● **SET TASK**
Tell how many lines include the string "content". Answer with a single number.

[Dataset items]
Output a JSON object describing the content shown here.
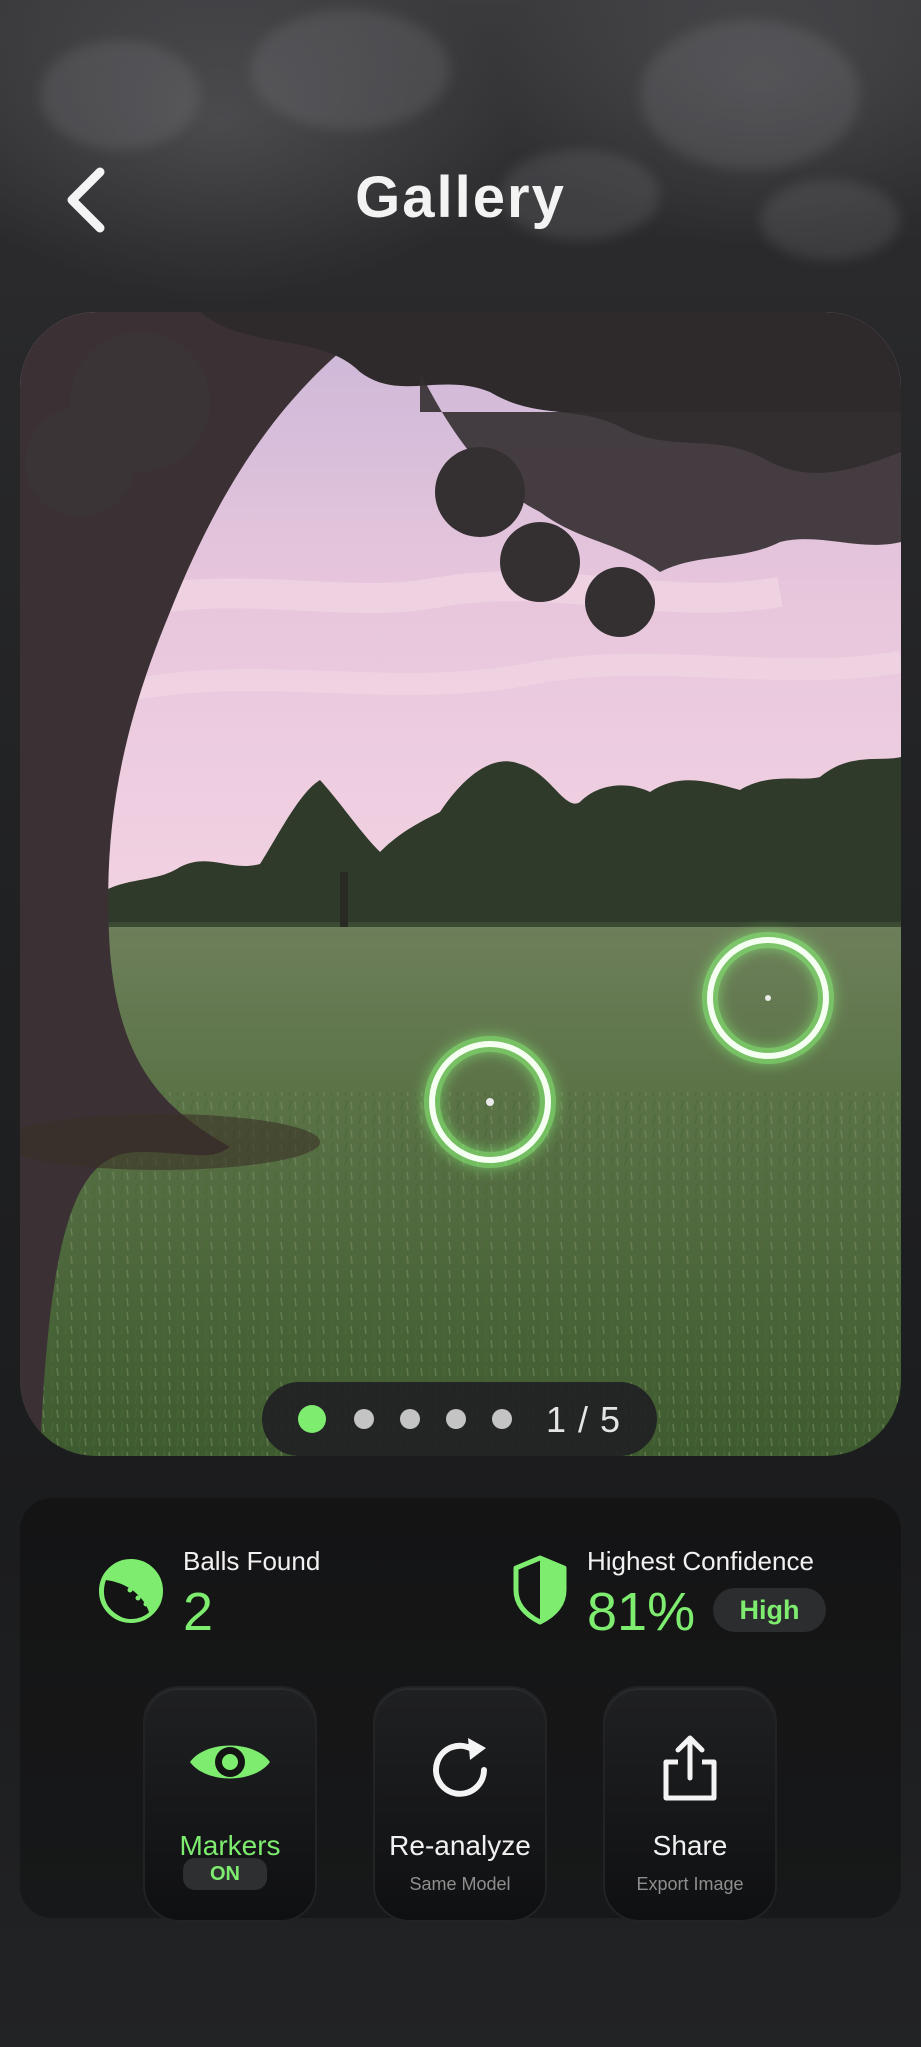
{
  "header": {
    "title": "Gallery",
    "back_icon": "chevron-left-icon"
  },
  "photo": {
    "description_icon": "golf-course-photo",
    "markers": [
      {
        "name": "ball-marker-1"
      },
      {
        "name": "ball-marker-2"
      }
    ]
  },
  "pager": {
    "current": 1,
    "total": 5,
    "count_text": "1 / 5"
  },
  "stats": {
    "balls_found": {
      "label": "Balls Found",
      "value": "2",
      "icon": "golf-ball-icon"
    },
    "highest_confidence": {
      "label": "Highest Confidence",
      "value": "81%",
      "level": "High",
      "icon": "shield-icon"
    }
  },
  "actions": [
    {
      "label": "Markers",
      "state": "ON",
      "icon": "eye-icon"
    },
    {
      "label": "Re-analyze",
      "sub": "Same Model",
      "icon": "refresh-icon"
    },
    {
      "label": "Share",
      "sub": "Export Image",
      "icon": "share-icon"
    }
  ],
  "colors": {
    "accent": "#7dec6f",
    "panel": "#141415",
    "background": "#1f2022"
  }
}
...
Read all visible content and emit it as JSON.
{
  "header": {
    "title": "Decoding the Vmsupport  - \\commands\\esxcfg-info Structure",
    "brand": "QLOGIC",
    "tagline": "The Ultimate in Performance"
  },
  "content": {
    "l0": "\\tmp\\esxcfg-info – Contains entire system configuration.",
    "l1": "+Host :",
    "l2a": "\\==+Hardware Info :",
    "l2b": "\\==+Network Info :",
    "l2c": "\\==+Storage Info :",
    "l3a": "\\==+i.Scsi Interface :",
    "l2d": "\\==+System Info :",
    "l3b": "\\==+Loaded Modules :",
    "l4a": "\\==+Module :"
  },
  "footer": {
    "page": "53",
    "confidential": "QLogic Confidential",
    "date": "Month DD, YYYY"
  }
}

● **SOLUTION TO THE EXERCISE**
3